Copy out the lines that include the word "أورده".

BEGIN Dataset

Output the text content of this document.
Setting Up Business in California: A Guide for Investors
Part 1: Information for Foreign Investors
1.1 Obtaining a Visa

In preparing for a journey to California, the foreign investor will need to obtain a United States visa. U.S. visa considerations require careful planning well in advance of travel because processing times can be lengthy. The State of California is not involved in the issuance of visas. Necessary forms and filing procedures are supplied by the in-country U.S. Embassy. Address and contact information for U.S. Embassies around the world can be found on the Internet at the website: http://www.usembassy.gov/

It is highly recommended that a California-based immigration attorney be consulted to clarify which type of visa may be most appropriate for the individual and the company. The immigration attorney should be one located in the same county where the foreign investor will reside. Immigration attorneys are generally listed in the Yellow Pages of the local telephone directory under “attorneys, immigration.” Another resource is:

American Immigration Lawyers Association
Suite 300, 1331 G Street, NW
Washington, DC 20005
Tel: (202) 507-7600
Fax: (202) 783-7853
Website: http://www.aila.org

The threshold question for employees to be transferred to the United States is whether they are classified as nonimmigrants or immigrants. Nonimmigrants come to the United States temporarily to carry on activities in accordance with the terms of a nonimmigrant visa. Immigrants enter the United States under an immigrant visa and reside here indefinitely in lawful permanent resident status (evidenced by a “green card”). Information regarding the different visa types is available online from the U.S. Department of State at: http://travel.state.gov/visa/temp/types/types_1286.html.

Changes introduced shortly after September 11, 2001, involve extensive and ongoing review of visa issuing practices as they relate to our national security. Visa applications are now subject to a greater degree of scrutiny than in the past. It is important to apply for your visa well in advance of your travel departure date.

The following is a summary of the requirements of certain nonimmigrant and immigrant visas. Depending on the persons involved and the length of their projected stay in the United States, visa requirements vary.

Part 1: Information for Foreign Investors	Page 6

END Dataset
BEGIN Dataset

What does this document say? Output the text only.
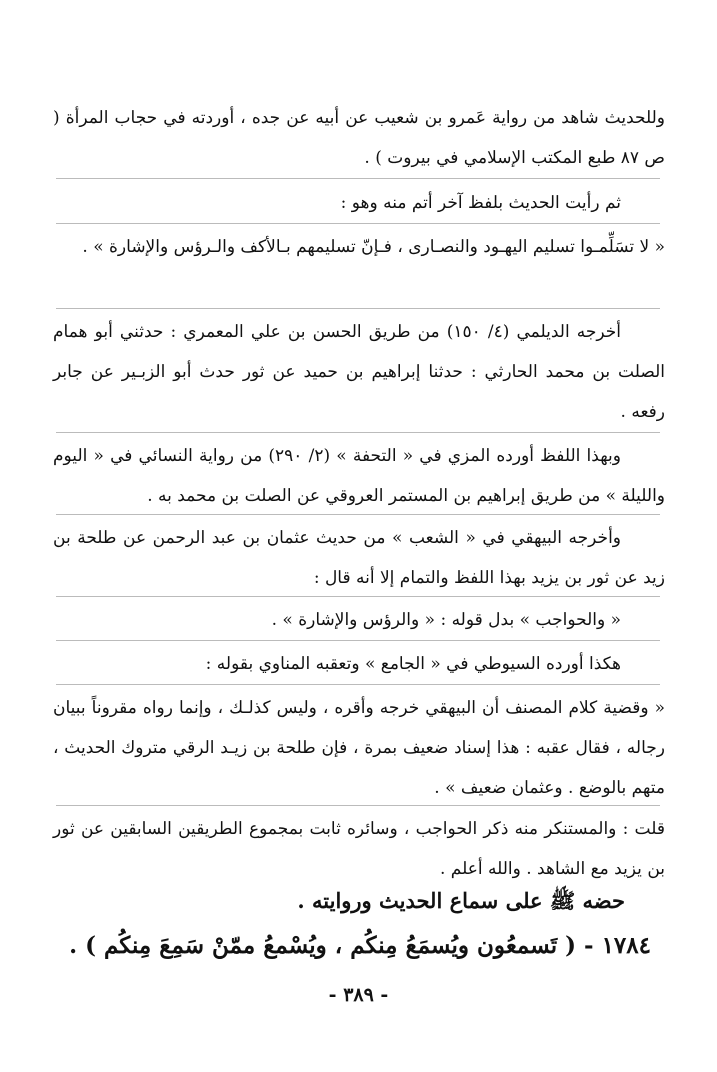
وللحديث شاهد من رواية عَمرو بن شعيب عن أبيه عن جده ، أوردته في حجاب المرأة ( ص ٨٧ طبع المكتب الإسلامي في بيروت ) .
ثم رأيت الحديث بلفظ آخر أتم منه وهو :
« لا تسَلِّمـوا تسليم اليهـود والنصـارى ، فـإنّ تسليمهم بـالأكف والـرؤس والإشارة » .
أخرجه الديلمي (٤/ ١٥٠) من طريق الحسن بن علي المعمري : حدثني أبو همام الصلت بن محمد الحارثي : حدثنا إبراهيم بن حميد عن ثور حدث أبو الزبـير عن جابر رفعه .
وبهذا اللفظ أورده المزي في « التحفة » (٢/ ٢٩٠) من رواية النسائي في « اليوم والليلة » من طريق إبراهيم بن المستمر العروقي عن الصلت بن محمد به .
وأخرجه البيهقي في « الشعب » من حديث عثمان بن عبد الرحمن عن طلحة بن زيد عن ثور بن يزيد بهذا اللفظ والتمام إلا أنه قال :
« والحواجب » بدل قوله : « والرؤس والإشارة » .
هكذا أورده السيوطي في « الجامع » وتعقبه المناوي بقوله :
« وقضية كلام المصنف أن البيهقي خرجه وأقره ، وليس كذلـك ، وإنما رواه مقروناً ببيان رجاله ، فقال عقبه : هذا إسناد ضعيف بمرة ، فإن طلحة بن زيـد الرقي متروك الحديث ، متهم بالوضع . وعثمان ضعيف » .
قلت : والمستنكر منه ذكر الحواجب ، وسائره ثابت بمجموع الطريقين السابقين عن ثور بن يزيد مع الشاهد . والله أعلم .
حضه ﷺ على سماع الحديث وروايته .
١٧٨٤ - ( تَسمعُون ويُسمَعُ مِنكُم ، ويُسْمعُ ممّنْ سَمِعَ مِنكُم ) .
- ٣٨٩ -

END Dataset
BEGIN Dataset

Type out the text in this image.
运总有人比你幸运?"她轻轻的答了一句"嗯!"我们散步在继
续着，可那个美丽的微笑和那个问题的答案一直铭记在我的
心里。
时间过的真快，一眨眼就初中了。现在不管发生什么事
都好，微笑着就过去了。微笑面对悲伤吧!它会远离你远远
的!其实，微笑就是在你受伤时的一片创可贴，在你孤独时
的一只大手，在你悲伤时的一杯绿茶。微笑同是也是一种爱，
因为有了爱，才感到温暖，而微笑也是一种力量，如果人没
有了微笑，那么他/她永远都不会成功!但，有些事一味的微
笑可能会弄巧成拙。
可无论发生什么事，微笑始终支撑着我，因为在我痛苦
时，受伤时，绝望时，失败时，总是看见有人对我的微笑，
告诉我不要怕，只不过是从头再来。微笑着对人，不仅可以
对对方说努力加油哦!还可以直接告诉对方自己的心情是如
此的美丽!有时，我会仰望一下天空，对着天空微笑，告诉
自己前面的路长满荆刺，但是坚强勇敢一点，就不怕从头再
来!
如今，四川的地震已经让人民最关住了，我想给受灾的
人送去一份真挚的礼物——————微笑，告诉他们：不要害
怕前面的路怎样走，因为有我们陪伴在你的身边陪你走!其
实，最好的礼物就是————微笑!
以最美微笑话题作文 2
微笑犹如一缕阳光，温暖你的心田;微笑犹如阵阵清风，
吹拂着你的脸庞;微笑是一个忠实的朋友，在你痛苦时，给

END Dataset

■ Response to this task ■
وبهذا اللفظ أورده المزي في « التحفة » (٢/ ٢٩٠) من رواية النسائي في « اليوم والليلة » من طريق إبراهيم بن المستمر العروقي عن الصلت بن محمد به .
هكذا أورده السيوطي في « الجامع » وتعقبه المناوي بقوله :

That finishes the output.